> _DATASET CONTENT_:
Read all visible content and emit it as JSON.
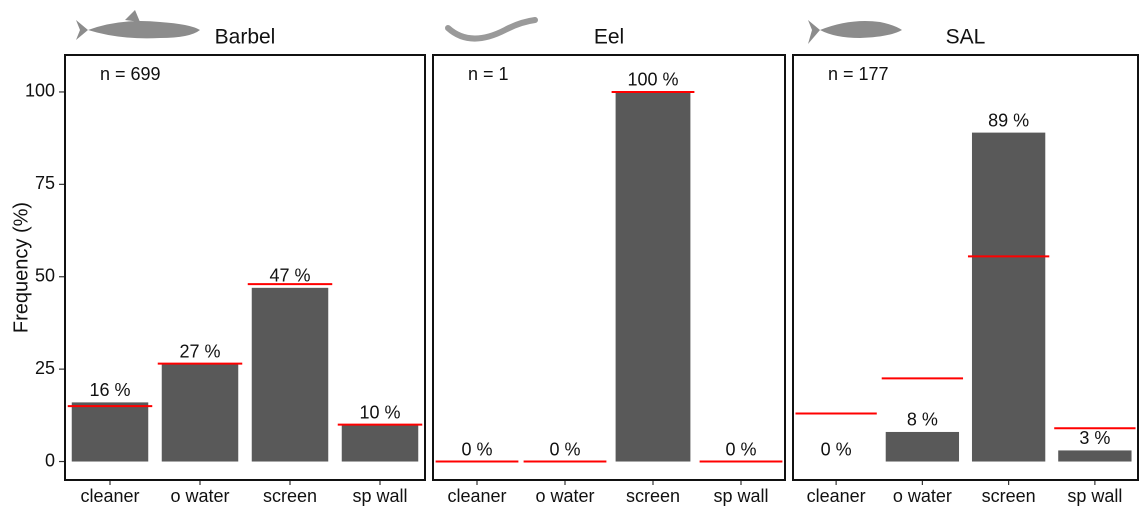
{
  "chart_data": [
    {
      "type": "bar",
      "title": "Barbel",
      "annotation": "n = 699",
      "ylabel": "Frequency (%)",
      "categories": [
        "cleaner",
        "o water",
        "screen",
        "sp wall"
      ],
      "values": [
        16,
        26.5,
        47,
        10
      ],
      "value_labels": [
        "16 %",
        "27 %",
        "47 %",
        "10 %"
      ],
      "color": "#595959",
      "reference_values": [
        15,
        26.5,
        48,
        10
      ],
      "reference_color": "#ff0000",
      "ylim": [
        -5,
        110
      ],
      "yticks": [
        0,
        25,
        50,
        75,
        100
      ]
    },
    {
      "type": "bar",
      "title": "Eel",
      "annotation": "n = 1",
      "categories": [
        "cleaner",
        "o water",
        "screen",
        "sp wall"
      ],
      "values": [
        0,
        0,
        100,
        0
      ],
      "value_labels": [
        "0 %",
        "0 %",
        "100 %",
        "0 %"
      ],
      "color": "#595959",
      "reference_values": [
        0,
        0,
        100,
        0
      ],
      "reference_color": "#ff0000",
      "ylim": [
        -5,
        110
      ]
    },
    {
      "type": "bar",
      "title": "SAL",
      "annotation": "n = 177",
      "categories": [
        "cleaner",
        "o water",
        "screen",
        "sp wall"
      ],
      "values": [
        0,
        8,
        89,
        3
      ],
      "value_labels": [
        "0 %",
        "8 %",
        "89 %",
        "3 %"
      ],
      "color": "#595959",
      "reference_values": [
        13,
        22.5,
        55.5,
        9
      ],
      "reference_color": "#ff0000",
      "ylim": [
        -5,
        110
      ]
    }
  ]
}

> _TASK OBJECTIVE_:
Looking at the records above, work out how many lines include the word "annotation", then give that number by itself.

> _ANSWER TO THIS PROBLEM_:
3